▸ TO BE DONE: Extract verbatim every line from the one containing "What does this" to the final line of the records below, inclusive, and exclude all pictures.

▸ MATERIAL SUPPLIED:
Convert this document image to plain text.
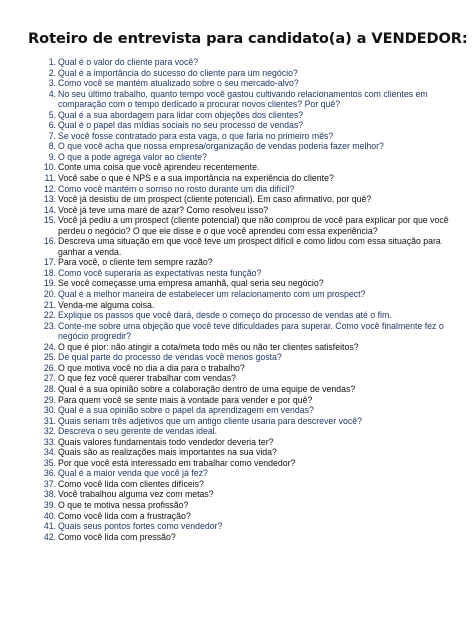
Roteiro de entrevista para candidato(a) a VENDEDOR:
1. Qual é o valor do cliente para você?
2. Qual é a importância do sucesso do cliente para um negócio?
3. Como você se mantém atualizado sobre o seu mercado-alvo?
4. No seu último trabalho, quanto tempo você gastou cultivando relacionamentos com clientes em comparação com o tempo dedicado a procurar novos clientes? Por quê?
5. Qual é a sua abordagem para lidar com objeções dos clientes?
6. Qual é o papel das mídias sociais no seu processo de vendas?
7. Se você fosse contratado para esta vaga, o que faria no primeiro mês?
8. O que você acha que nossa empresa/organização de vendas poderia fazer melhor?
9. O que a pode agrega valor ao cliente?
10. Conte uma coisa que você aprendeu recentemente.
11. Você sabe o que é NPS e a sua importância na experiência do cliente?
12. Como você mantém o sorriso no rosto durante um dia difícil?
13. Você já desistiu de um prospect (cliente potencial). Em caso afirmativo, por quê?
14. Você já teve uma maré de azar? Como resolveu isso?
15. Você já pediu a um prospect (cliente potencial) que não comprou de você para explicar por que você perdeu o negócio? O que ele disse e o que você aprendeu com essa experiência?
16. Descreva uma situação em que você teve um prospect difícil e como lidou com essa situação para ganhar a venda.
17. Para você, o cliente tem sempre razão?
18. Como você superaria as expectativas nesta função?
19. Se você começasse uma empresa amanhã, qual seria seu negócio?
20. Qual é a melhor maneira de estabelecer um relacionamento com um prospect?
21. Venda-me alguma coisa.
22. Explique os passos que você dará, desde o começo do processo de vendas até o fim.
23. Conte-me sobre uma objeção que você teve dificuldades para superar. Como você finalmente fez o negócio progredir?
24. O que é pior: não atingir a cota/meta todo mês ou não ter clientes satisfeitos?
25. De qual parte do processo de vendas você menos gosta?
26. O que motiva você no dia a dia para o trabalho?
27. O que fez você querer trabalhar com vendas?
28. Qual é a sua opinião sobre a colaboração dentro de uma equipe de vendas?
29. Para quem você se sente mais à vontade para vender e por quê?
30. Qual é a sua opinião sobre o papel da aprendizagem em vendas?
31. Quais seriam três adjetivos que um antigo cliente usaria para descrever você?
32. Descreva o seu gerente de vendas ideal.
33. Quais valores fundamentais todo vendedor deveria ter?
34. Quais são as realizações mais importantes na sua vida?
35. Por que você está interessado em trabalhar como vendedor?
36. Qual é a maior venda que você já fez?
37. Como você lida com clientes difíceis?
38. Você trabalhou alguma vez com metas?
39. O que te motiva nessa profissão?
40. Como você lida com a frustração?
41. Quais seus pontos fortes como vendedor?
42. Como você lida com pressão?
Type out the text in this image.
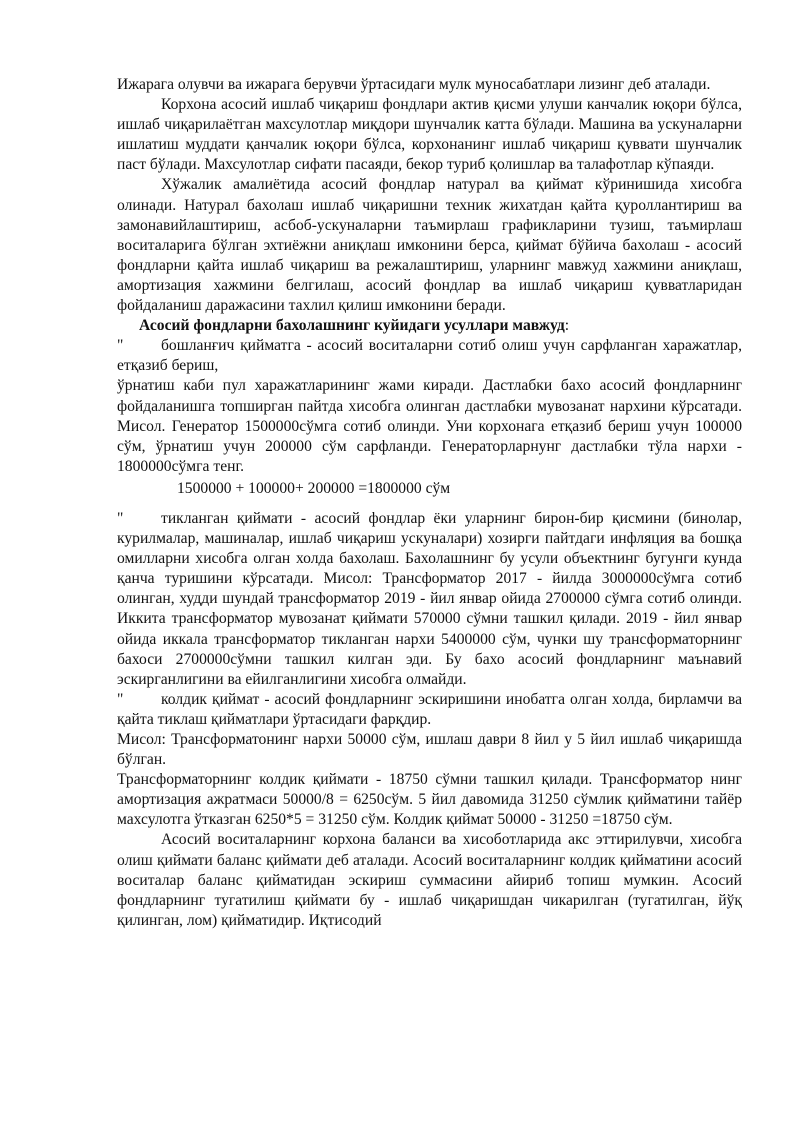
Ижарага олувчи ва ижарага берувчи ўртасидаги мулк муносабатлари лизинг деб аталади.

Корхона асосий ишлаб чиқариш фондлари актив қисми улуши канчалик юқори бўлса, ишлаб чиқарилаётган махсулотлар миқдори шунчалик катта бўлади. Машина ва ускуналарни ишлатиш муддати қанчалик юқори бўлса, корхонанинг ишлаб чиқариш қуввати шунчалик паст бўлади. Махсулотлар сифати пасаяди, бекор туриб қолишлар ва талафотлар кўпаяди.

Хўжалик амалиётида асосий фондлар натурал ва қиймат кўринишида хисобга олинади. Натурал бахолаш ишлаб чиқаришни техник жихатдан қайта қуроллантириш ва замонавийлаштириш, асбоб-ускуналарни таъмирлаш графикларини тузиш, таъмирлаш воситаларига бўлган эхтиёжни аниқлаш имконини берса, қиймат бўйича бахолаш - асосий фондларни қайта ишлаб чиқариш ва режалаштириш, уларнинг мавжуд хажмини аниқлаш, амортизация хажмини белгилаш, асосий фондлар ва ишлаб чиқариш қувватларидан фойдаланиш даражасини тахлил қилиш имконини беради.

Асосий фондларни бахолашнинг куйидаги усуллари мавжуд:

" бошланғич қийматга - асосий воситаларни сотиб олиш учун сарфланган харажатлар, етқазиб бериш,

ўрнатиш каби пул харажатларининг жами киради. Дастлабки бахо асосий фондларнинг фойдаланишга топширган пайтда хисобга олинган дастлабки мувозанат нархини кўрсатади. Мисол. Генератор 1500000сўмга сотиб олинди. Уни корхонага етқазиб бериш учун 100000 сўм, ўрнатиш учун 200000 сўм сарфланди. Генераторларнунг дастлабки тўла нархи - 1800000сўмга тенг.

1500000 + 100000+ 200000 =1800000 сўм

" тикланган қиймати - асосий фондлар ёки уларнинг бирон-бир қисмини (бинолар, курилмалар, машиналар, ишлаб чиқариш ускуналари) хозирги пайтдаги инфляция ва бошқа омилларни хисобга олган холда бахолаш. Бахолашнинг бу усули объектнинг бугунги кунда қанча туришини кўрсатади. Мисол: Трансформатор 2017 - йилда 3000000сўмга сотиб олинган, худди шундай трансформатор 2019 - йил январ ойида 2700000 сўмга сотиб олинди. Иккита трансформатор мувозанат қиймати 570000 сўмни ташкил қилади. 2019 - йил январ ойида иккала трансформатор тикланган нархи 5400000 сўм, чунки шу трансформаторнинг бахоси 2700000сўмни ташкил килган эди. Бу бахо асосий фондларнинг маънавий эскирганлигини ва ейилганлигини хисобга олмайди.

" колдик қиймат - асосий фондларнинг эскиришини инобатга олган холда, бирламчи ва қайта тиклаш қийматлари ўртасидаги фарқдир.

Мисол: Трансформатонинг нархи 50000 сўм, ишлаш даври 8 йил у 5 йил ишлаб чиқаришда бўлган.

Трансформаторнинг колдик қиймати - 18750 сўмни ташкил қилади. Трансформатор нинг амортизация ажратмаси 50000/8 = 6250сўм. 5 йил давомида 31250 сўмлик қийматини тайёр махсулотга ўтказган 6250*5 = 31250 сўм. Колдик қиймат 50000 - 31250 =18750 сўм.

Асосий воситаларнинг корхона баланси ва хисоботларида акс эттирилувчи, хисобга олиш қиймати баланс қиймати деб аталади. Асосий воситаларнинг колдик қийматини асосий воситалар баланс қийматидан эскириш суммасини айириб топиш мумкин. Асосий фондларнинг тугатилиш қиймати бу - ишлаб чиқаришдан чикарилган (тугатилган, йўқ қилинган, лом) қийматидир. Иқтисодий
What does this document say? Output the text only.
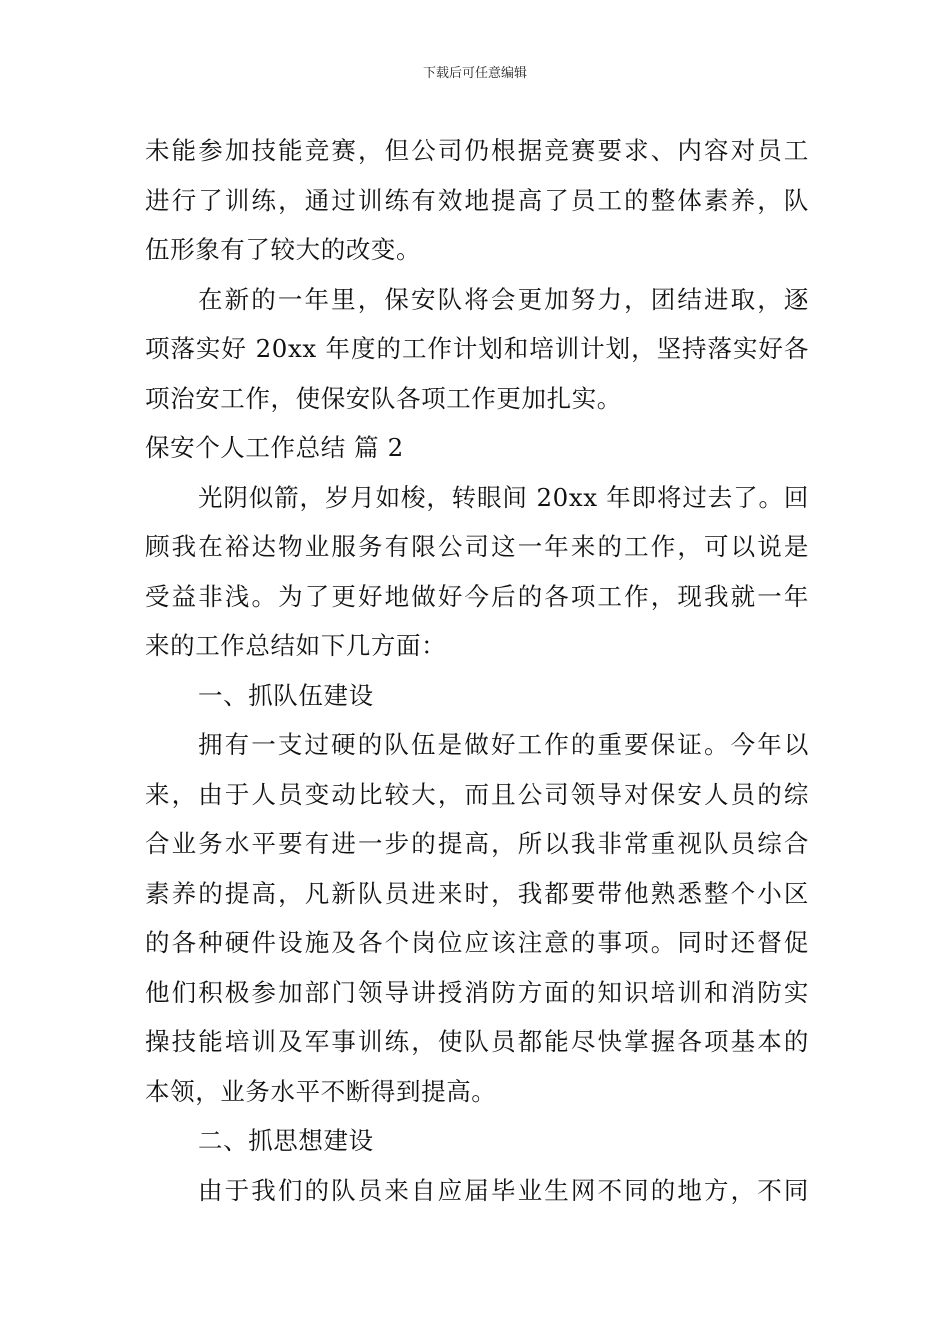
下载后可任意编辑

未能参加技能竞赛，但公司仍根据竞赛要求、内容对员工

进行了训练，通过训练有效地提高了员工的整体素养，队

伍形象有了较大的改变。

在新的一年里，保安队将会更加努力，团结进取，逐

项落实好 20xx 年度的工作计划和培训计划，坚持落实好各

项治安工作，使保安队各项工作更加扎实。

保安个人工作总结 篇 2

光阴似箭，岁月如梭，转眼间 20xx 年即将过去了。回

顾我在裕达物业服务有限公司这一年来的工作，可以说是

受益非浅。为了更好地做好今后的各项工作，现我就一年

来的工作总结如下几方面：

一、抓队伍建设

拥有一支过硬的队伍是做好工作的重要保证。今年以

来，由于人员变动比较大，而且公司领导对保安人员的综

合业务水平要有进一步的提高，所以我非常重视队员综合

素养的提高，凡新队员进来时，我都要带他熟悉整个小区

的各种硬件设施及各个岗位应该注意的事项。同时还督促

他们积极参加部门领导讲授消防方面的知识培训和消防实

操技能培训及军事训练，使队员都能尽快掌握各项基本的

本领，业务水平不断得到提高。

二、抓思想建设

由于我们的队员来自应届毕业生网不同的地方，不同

▸ RESULT OF THE TASK:
What does this document say? Output the text only.
下载后可任意编辑

未能参加技能竞赛，但公司仍根据竞赛要求、内容对员工

进行了训练，通过训练有效地提高了员工的整体素养，队

伍形象有了较大的改变。

在新的一年里，保安队将会更加努力，团结进取，逐

项落实好 20xx 年度的工作计划和培训计划，坚持落实好各

项治安工作，使保安队各项工作更加扎实。

保安个人工作总结 篇 2

光阴似箭，岁月如梭，转眼间 20xx 年即将过去了。回

顾我在裕达物业服务有限公司这一年来的工作，可以说是

受益非浅。为了更好地做好今后的各项工作，现我就一年

来的工作总结如下几方面：

一、抓队伍建设

拥有一支过硬的队伍是做好工作的重要保证。今年以

来，由于人员变动比较大，而且公司领导对保安人员的综

合业务水平要有进一步的提高，所以我非常重视队员综合

素养的提高，凡新队员进来时，我都要带他熟悉整个小区

的各种硬件设施及各个岗位应该注意的事项。同时还督促

他们积极参加部门领导讲授消防方面的知识培训和消防实

操技能培训及军事训练，使队员都能尽快掌握各项基本的

本领，业务水平不断得到提高。

二、抓思想建设

由于我们的队员来自应届毕业生网不同的地方，不同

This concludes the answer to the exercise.